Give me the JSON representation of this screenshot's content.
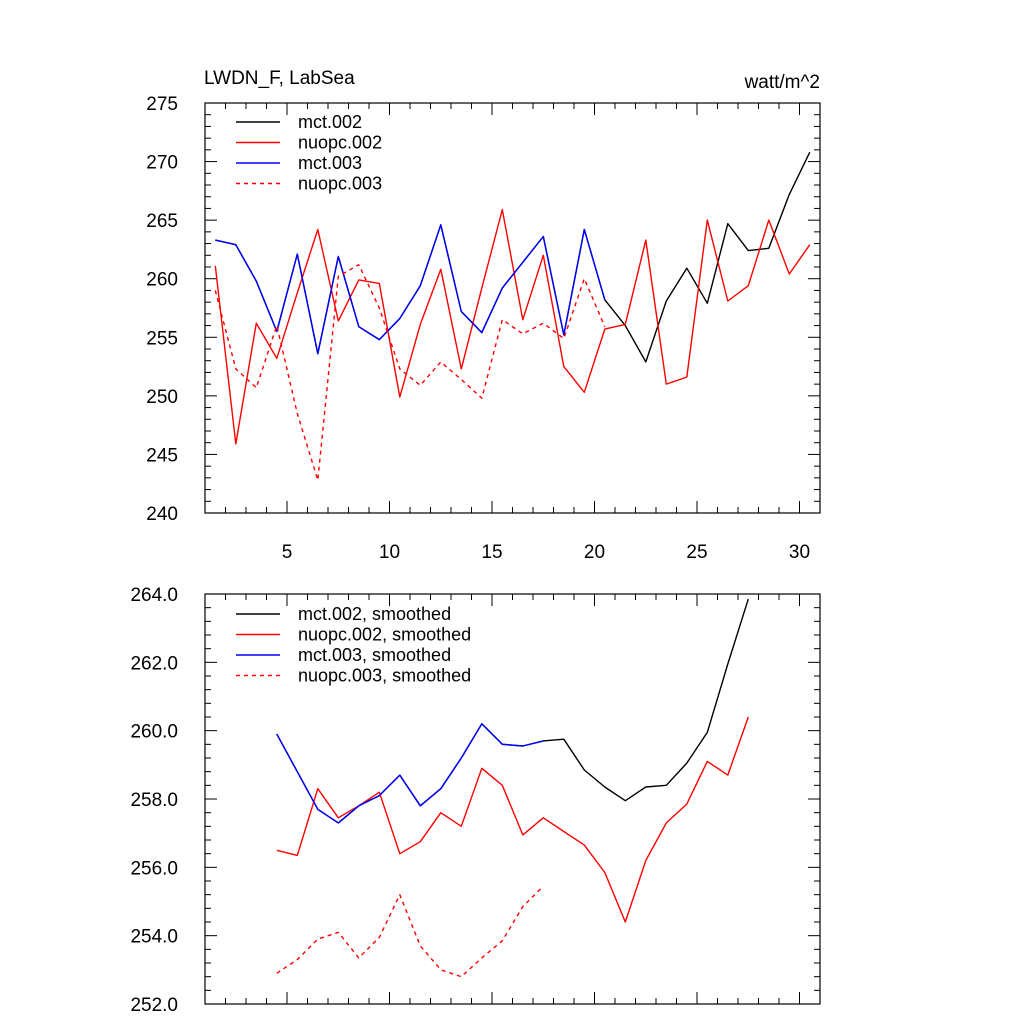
{
  "colors": {
    "black": "#000000",
    "red": "#ff0000",
    "blue": "#0000ff"
  },
  "chart_data": [
    {
      "type": "line",
      "title_left": "LWDN_F, LabSea",
      "title_right": "watt/m^2",
      "xlim": [
        1,
        31
      ],
      "ylim": [
        240,
        275
      ],
      "xticks": [
        5,
        10,
        15,
        20,
        25,
        30
      ],
      "xtick_labels": [
        "5",
        "10",
        "15",
        "20",
        "25",
        "30"
      ],
      "yticks": [
        240,
        245,
        250,
        255,
        260,
        265,
        270,
        275
      ],
      "ytick_labels": [
        "240",
        "245",
        "250",
        "255",
        "260",
        "265",
        "270",
        "275"
      ],
      "series": [
        {
          "name": "mct.002",
          "color": "#000000",
          "dash": false,
          "x": [
            1.5,
            2.5,
            3.5,
            4.5,
            5.5,
            6.5,
            7.5,
            8.5,
            9.5,
            10.5,
            11.5,
            12.5,
            13.5,
            14.5,
            15.5,
            16.5,
            17.5,
            18.5,
            19.5,
            20.5,
            21.5,
            22.5,
            23.5,
            24.5,
            25.5,
            26.5,
            27.5,
            28.5,
            29.5,
            30.5
          ],
          "values": [
            263.3,
            262.9,
            259.8,
            255.5,
            262.1,
            253.6,
            261.9,
            255.9,
            254.8,
            256.6,
            259.4,
            264.6,
            257.2,
            255.4,
            259.2,
            261.4,
            263.6,
            255.2,
            264.2,
            258.2,
            256.0,
            252.9,
            258.1,
            260.9,
            257.9,
            264.7,
            262.4,
            262.6,
            267.2,
            270.8
          ]
        },
        {
          "name": "nuopc.002",
          "color": "#ff0000",
          "dash": false,
          "x": [
            1.5,
            2.5,
            3.5,
            4.5,
            5.5,
            6.5,
            7.5,
            8.5,
            9.5,
            10.5,
            11.5,
            12.5,
            13.5,
            14.5,
            15.5,
            16.5,
            17.5,
            18.5,
            19.5,
            20.5,
            21.5,
            22.5,
            23.5,
            24.5,
            25.5,
            26.5,
            27.5,
            28.5,
            29.5,
            30.5
          ],
          "values": [
            261.1,
            245.9,
            256.2,
            253.2,
            258.8,
            264.2,
            256.4,
            259.9,
            259.6,
            249.9,
            256.1,
            260.8,
            252.3,
            259.2,
            265.9,
            256.5,
            262.0,
            252.5,
            250.3,
            255.7,
            256.1,
            263.3,
            251.0,
            251.6,
            265.0,
            258.1,
            259.4,
            265.0,
            260.4,
            262.9
          ]
        },
        {
          "name": "mct.003",
          "color": "#0000ff",
          "dash": false,
          "x": [
            1.5,
            2.5,
            3.5,
            4.5,
            5.5,
            6.5,
            7.5,
            8.5,
            9.5,
            10.5,
            11.5,
            12.5,
            13.5,
            14.5,
            15.5,
            16.5,
            17.5,
            18.5,
            19.5,
            20.5
          ],
          "values": [
            263.3,
            262.9,
            259.8,
            255.5,
            262.1,
            253.6,
            261.9,
            255.9,
            254.8,
            256.6,
            259.4,
            264.6,
            257.2,
            255.4,
            259.2,
            261.4,
            263.6,
            255.2,
            264.2,
            258.2
          ]
        },
        {
          "name": "nuopc.003",
          "color": "#ff0000",
          "dash": true,
          "x": [
            1.5,
            2.5,
            3.5,
            4.5,
            5.5,
            6.5,
            7.5,
            8.5,
            9.5,
            10.5,
            11.5,
            12.5,
            13.5,
            14.5,
            15.5,
            16.5,
            17.5,
            18.5,
            19.5,
            20.5
          ],
          "values": [
            259.0,
            252.3,
            250.7,
            256.0,
            248.5,
            242.8,
            260.2,
            261.2,
            257.5,
            252.3,
            250.9,
            252.9,
            251.4,
            249.8,
            256.5,
            255.3,
            256.2,
            254.9,
            260.0,
            255.9
          ]
        }
      ]
    },
    {
      "type": "line",
      "xlim": [
        1,
        31
      ],
      "ylim": [
        252,
        264
      ],
      "xticks": [
        5,
        10,
        15,
        20,
        25,
        30
      ],
      "yticks": [
        252,
        254,
        256,
        258,
        260,
        262,
        264
      ],
      "ytick_labels": [
        "252.0",
        "254.0",
        "256.0",
        "258.0",
        "260.0",
        "262.0",
        "264.0"
      ],
      "series": [
        {
          "name": "mct.002, smoothed",
          "color": "#000000",
          "dash": false,
          "x": [
            4.5,
            5.5,
            6.5,
            7.5,
            8.5,
            9.5,
            10.5,
            11.5,
            12.5,
            13.5,
            14.5,
            15.5,
            16.5,
            17.5,
            18.5,
            19.5,
            20.5,
            21.5,
            22.5,
            23.5,
            24.5,
            25.5,
            26.5,
            27.5
          ],
          "values": [
            259.9,
            258.8,
            257.7,
            257.3,
            257.8,
            258.1,
            258.7,
            257.8,
            258.3,
            259.2,
            260.2,
            259.6,
            259.55,
            259.7,
            259.75,
            258.85,
            258.35,
            257.95,
            258.35,
            258.4,
            259.05,
            259.95,
            261.95,
            263.85
          ]
        },
        {
          "name": "nuopc.002, smoothed",
          "color": "#ff0000",
          "dash": false,
          "x": [
            4.5,
            5.5,
            6.5,
            7.5,
            8.5,
            9.5,
            10.5,
            11.5,
            12.5,
            13.5,
            14.5,
            15.5,
            16.5,
            17.5,
            18.5,
            19.5,
            20.5,
            21.5,
            22.5,
            23.5,
            24.5,
            25.5,
            26.5,
            27.5
          ],
          "values": [
            256.5,
            256.35,
            258.3,
            257.45,
            257.8,
            258.2,
            256.4,
            256.75,
            257.6,
            257.2,
            258.9,
            258.4,
            256.95,
            257.45,
            257.05,
            256.65,
            255.85,
            254.4,
            256.2,
            257.3,
            257.85,
            259.1,
            258.7,
            260.4
          ]
        },
        {
          "name": "mct.003, smoothed",
          "color": "#0000ff",
          "dash": false,
          "x": [
            4.5,
            5.5,
            6.5,
            7.5,
            8.5,
            9.5,
            10.5,
            11.5,
            12.5,
            13.5,
            14.5,
            15.5,
            16.5,
            17.5
          ],
          "values": [
            259.9,
            258.8,
            257.7,
            257.3,
            257.8,
            258.1,
            258.7,
            257.8,
            258.3,
            259.2,
            260.2,
            259.6,
            259.55,
            259.7
          ]
        },
        {
          "name": "nuopc.003, smoothed",
          "color": "#ff0000",
          "dash": true,
          "x": [
            4.5,
            5.5,
            6.5,
            7.5,
            8.5,
            9.5,
            10.5,
            11.5,
            12.5,
            13.5,
            14.5,
            15.5,
            16.5,
            17.5
          ],
          "values": [
            252.9,
            253.3,
            253.9,
            254.1,
            253.35,
            253.95,
            255.2,
            253.7,
            253.0,
            252.8,
            253.35,
            253.85,
            254.85,
            255.45
          ]
        }
      ]
    }
  ]
}
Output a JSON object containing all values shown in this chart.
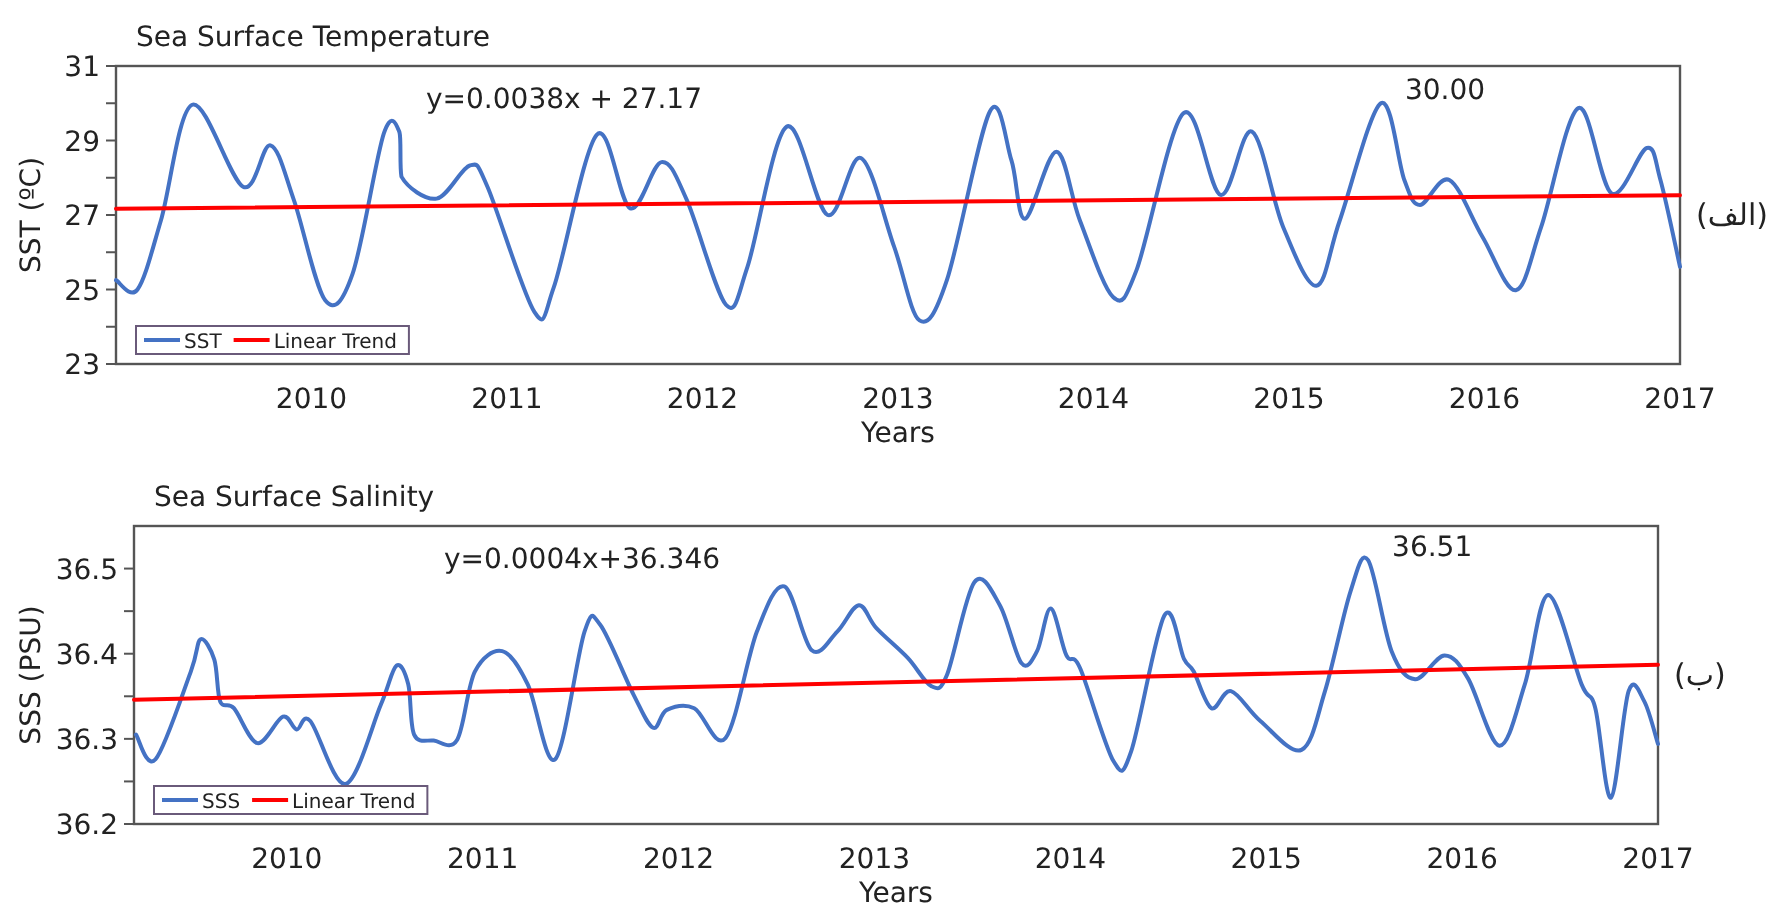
{
  "chart_data": [
    {
      "type": "line",
      "title": "Sea Surface Temperature",
      "xlabel": "Years",
      "ylabel": "SST (ºC)",
      "xlim": [
        2009,
        2017
      ],
      "ylim": [
        23,
        31
      ],
      "xticks": [
        2010,
        2011,
        2012,
        2013,
        2014,
        2015,
        2016,
        2017
      ],
      "yticks": [
        23,
        {
          "value": 24,
          "label": null
        },
        25,
        {
          "value": 26,
          "label": null
        },
        27,
        {
          "value": 28,
          "label": null
        },
        29,
        {
          "value": 30,
          "label": null
        },
        31
      ],
      "legend": "bottom left",
      "grid": false,
      "marker": "none",
      "line_style": "solid",
      "annotations": [
        "y=0.0038x + 27.17",
        {
          "text": "30.00",
          "x": 2015.47,
          "y": 30.0
        },
        "(الف)"
      ],
      "series": [
        {
          "name": "SST",
          "color": "#4472c4",
          "x": [
            2009.0,
            2009.11,
            2009.23,
            2009.39,
            2009.65,
            2009.79,
            2009.91,
            2010.07,
            2010.21,
            2010.37,
            2010.45,
            2010.46,
            2010.64,
            2010.81,
            2010.9,
            2011.14,
            2011.24,
            2011.46,
            2011.63,
            2011.79,
            2011.92,
            2012.12,
            2012.23,
            2012.43,
            2012.64,
            2012.81,
            2012.98,
            2013.11,
            2013.25,
            2013.47,
            2013.58,
            2013.65,
            2013.81,
            2013.93,
            2014.1,
            2014.22,
            2014.46,
            2014.65,
            2014.81,
            2014.97,
            2015.14,
            2015.26,
            2015.47,
            2015.59,
            2015.67,
            2015.82,
            2015.99,
            2016.16,
            2016.29,
            2016.48,
            2016.65,
            2016.83,
            2016.9,
            2017.0
          ],
          "values": [
            25.25,
            25.0,
            26.86,
            29.96,
            27.76,
            28.87,
            27.4,
            24.71,
            25.42,
            29.19,
            29.22,
            28.03,
            27.44,
            28.33,
            27.76,
            24.4,
            25.07,
            29.16,
            27.18,
            28.42,
            27.4,
            24.59,
            25.61,
            29.37,
            27.0,
            28.53,
            26.15,
            24.17,
            25.25,
            29.78,
            28.47,
            26.9,
            28.7,
            26.86,
            24.8,
            25.52,
            29.73,
            27.54,
            29.24,
            26.68,
            25.1,
            26.86,
            30.0,
            27.94,
            27.27,
            27.94,
            26.41,
            24.98,
            26.68,
            29.87,
            27.58,
            28.8,
            27.94,
            25.61
          ]
        },
        {
          "name": "Linear Trend",
          "color": "#ff0000",
          "x": [
            2009,
            2017
          ],
          "values": [
            27.17,
            27.53
          ]
        }
      ]
    },
    {
      "type": "line",
      "title": "Sea Surface Salinity",
      "xlabel": "Years",
      "ylabel": "SSS (PSU)",
      "xlim": [
        2009.22,
        2017
      ],
      "ylim": [
        36.2,
        36.55
      ],
      "xticks": [
        2010,
        2011,
        2012,
        2013,
        2014,
        2015,
        2016,
        2017
      ],
      "yticks": [
        36.2,
        {
          "value": 36.25,
          "label": null
        },
        36.3,
        {
          "value": 36.35,
          "label": null
        },
        36.4,
        {
          "value": 36.45,
          "label": null
        },
        36.5
      ],
      "legend": "bottom left",
      "grid": false,
      "marker": "none",
      "line_style": "solid",
      "annotations": [
        "y=0.0004x+36.346",
        {
          "text": "36.51",
          "x": 2015.52,
          "y": 36.51
        },
        "(ب)"
      ],
      "series": [
        {
          "name": "SSS",
          "color": "#4472c4",
          "x": [
            2009.23,
            2009.33,
            2009.51,
            2009.56,
            2009.63,
            2009.66,
            2009.73,
            2009.85,
            2009.98,
            2010.05,
            2010.12,
            2010.3,
            2010.48,
            2010.56,
            2010.62,
            2010.65,
            2010.75,
            2010.87,
            2010.96,
            2011.1,
            2011.23,
            2011.37,
            2011.52,
            2011.6,
            2011.77,
            2011.87,
            2011.94,
            2012.08,
            2012.24,
            2012.4,
            2012.54,
            2012.68,
            2012.81,
            2012.92,
            2013.01,
            2013.17,
            2013.29,
            2013.37,
            2013.51,
            2013.64,
            2013.75,
            2013.83,
            2013.9,
            2013.98,
            2014.05,
            2014.22,
            2014.31,
            2014.48,
            2014.58,
            2014.63,
            2014.72,
            2014.82,
            2014.97,
            2015.18,
            2015.3,
            2015.43,
            2015.52,
            2015.64,
            2015.76,
            2015.91,
            2016.03,
            2016.19,
            2016.32,
            2016.44,
            2016.61,
            2016.68,
            2016.76,
            2016.85,
            2016.93,
            2017.0
          ],
          "values": [
            36.305,
            36.276,
            36.379,
            36.417,
            36.393,
            36.344,
            36.336,
            36.295,
            36.326,
            36.311,
            36.321,
            36.247,
            36.34,
            36.386,
            36.364,
            36.305,
            36.298,
            36.299,
            36.379,
            36.403,
            36.364,
            36.276,
            36.426,
            36.434,
            36.352,
            36.313,
            36.334,
            36.336,
            36.301,
            36.426,
            36.479,
            36.404,
            36.426,
            36.457,
            36.43,
            36.395,
            36.362,
            36.375,
            36.484,
            36.457,
            36.389,
            36.403,
            36.453,
            36.398,
            36.383,
            36.274,
            36.285,
            36.445,
            36.394,
            36.379,
            36.336,
            36.356,
            36.321,
            36.287,
            36.356,
            36.473,
            36.51,
            36.403,
            36.37,
            36.398,
            36.371,
            36.292,
            36.364,
            36.469,
            36.364,
            36.336,
            36.231,
            36.356,
            36.344,
            36.294
          ]
        },
        {
          "name": "Linear Trend",
          "color": "#ff0000",
          "x": [
            2009.22,
            2017
          ],
          "values": [
            36.346,
            36.387
          ]
        }
      ]
    }
  ]
}
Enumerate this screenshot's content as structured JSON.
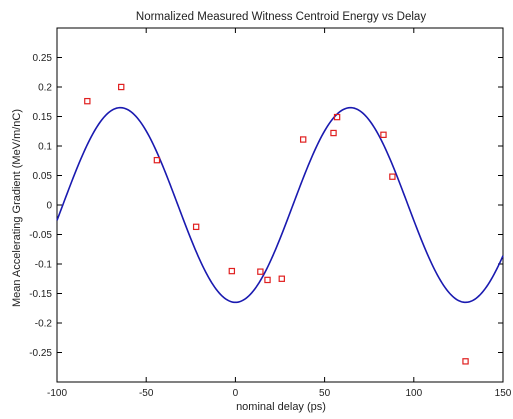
{
  "chart_data": {
    "type": "scatter",
    "title": "Normalized Measured Witness Centroid Energy vs Delay",
    "xlabel": "nominal delay (ps)",
    "ylabel": "Mean Accelerating Gradient (MeV/m/nC)",
    "xlim": [
      -100,
      150
    ],
    "ylim": [
      -0.3,
      0.3
    ],
    "xticks": [
      -100,
      -50,
      0,
      50,
      100,
      150
    ],
    "xtick_labels": [
      "-100",
      "-50",
      "0",
      "50",
      "100",
      "150"
    ],
    "yticks": [
      -0.25,
      -0.2,
      -0.15,
      -0.1,
      -0.05,
      0,
      0.05,
      0.1,
      0.15,
      0.2,
      0.25
    ],
    "ytick_labels": [
      "-0.25",
      "-0.2",
      "-0.15",
      "-0.1",
      "-0.05",
      "0",
      "0.05",
      "0.1",
      "0.15",
      "0.2",
      "0.25"
    ],
    "grid": false,
    "legend": "none",
    "series": [
      {
        "kind": "scatter",
        "marker": "square",
        "color": "#e02020",
        "x": [
          -83,
          -64,
          -44,
          -22,
          -2,
          14,
          18,
          26,
          38,
          55,
          57,
          83,
          88,
          129
        ],
        "y": [
          0.176,
          0.2,
          0.076,
          -0.037,
          -0.112,
          -0.113,
          -0.127,
          -0.125,
          0.111,
          0.122,
          0.149,
          0.119,
          0.048,
          -0.265
        ]
      },
      {
        "kind": "line",
        "color": "#1a1ab0",
        "function": "sine",
        "amplitude": 0.165,
        "period_ps": 129,
        "peak_x_ps": 64.5,
        "x_range": [
          -100,
          150
        ]
      }
    ]
  }
}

----

#### Requirement:
Check each line of the records for "screenshot" and copy the ones that contain it.

#### Written response:
Give me the JSON representation of this screenshot's content.
Enumerate this screenshot's content as structured JSON.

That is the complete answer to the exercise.